WORK REQUIRED: Identify all lines in the listing that include the word "应对线上交易的增加", and copy them out.

DATA PROVIDED:

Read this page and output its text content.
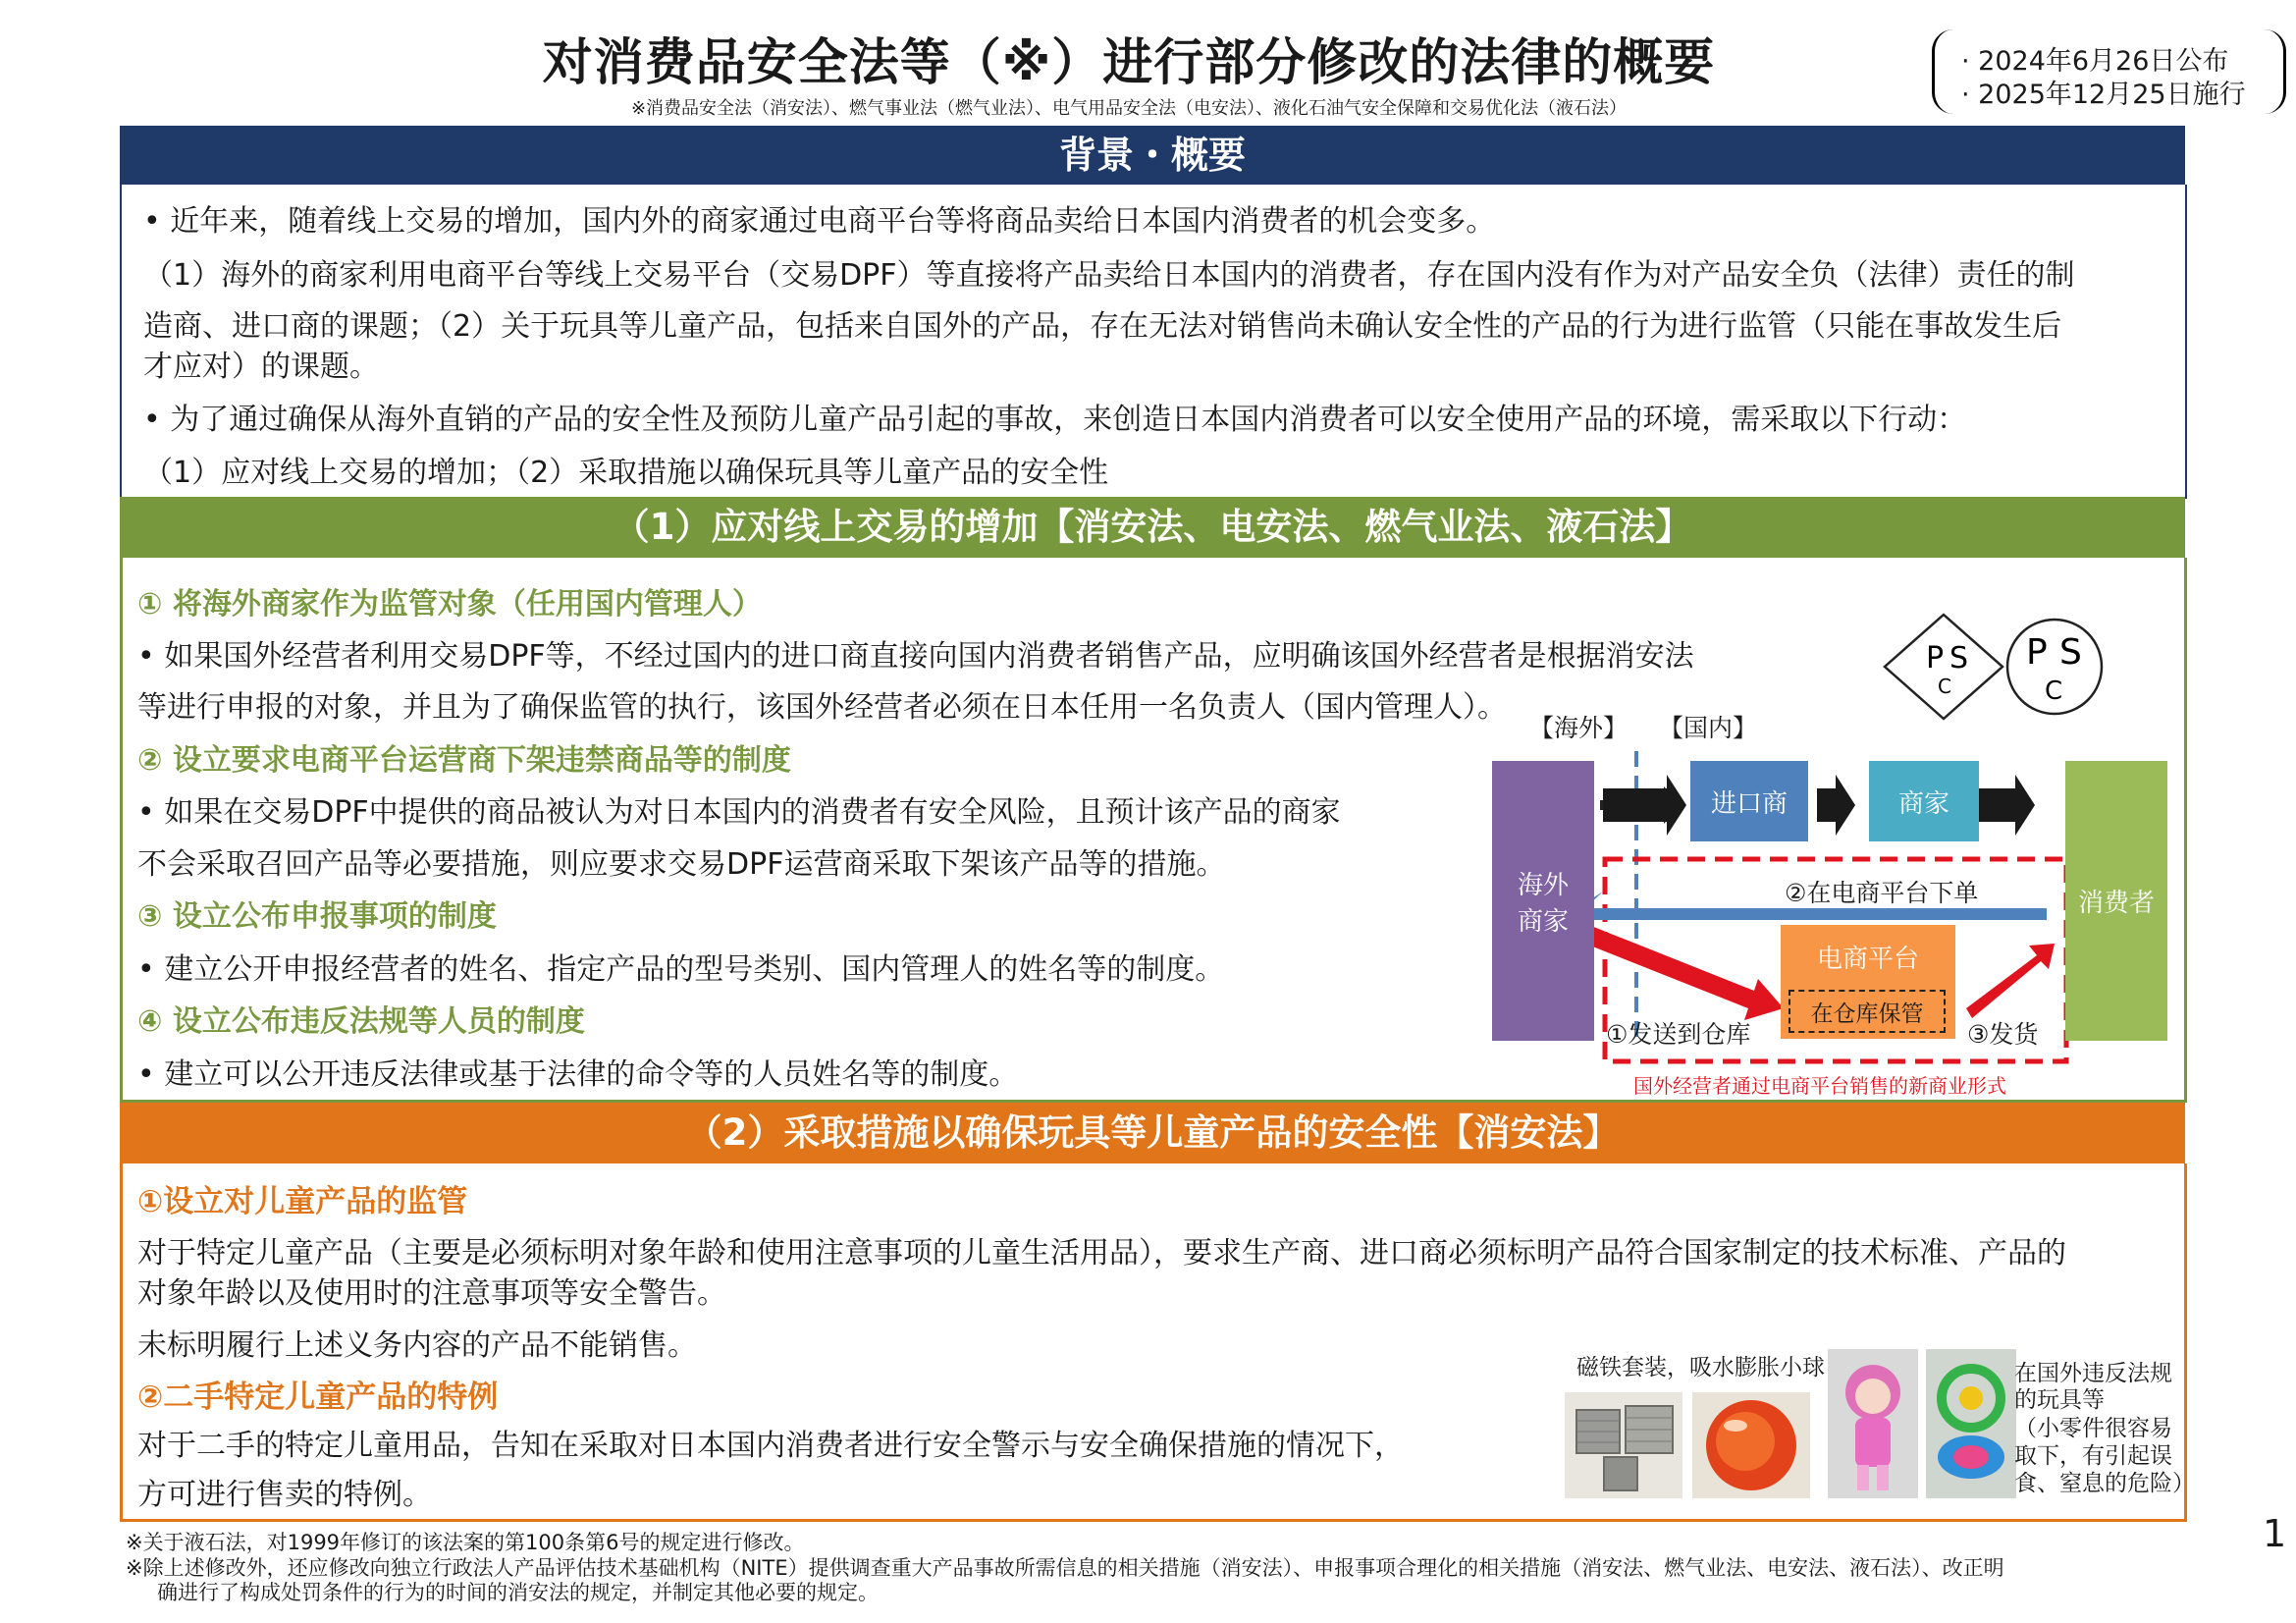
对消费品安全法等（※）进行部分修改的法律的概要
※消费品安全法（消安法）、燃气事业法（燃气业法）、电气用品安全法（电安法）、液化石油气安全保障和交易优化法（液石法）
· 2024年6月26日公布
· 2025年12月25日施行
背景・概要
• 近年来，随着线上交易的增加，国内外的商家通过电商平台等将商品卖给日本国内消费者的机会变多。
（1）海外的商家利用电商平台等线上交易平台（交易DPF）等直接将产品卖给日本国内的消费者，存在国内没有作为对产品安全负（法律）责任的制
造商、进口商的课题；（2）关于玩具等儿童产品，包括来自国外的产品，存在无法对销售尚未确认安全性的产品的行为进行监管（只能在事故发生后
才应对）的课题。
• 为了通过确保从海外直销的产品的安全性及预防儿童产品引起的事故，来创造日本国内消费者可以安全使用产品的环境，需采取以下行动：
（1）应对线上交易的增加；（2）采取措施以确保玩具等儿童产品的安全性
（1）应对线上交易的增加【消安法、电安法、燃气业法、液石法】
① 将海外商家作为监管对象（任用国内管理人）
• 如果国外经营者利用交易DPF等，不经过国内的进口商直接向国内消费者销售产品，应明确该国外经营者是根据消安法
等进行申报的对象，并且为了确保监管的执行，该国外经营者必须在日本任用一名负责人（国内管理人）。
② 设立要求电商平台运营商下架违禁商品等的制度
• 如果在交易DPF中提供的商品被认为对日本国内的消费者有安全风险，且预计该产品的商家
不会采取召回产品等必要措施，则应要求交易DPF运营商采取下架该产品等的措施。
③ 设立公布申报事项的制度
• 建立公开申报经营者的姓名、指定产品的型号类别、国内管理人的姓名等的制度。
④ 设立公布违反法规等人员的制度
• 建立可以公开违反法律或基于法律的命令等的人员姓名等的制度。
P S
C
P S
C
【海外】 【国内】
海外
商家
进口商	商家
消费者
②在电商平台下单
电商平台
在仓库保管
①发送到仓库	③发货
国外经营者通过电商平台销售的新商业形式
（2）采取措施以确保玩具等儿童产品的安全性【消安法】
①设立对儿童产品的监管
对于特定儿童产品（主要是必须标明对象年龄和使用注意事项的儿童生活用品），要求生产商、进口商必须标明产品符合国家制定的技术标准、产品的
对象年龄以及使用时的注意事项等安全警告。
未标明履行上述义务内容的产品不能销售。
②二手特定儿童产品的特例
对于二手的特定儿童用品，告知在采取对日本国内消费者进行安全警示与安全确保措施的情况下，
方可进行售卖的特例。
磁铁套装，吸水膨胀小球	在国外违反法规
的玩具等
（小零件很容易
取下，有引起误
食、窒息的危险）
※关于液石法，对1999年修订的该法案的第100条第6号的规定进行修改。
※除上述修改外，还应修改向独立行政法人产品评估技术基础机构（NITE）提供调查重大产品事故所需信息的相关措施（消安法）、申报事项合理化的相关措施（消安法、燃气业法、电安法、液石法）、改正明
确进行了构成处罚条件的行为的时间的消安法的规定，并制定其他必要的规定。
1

PROBLEM SOLUTION:
（1）应对线上交易的增加；（2）采取措施以确保玩具等儿童产品的安全性
（1）应对线上交易的增加【消安法、电安法、燃气业法、液石法】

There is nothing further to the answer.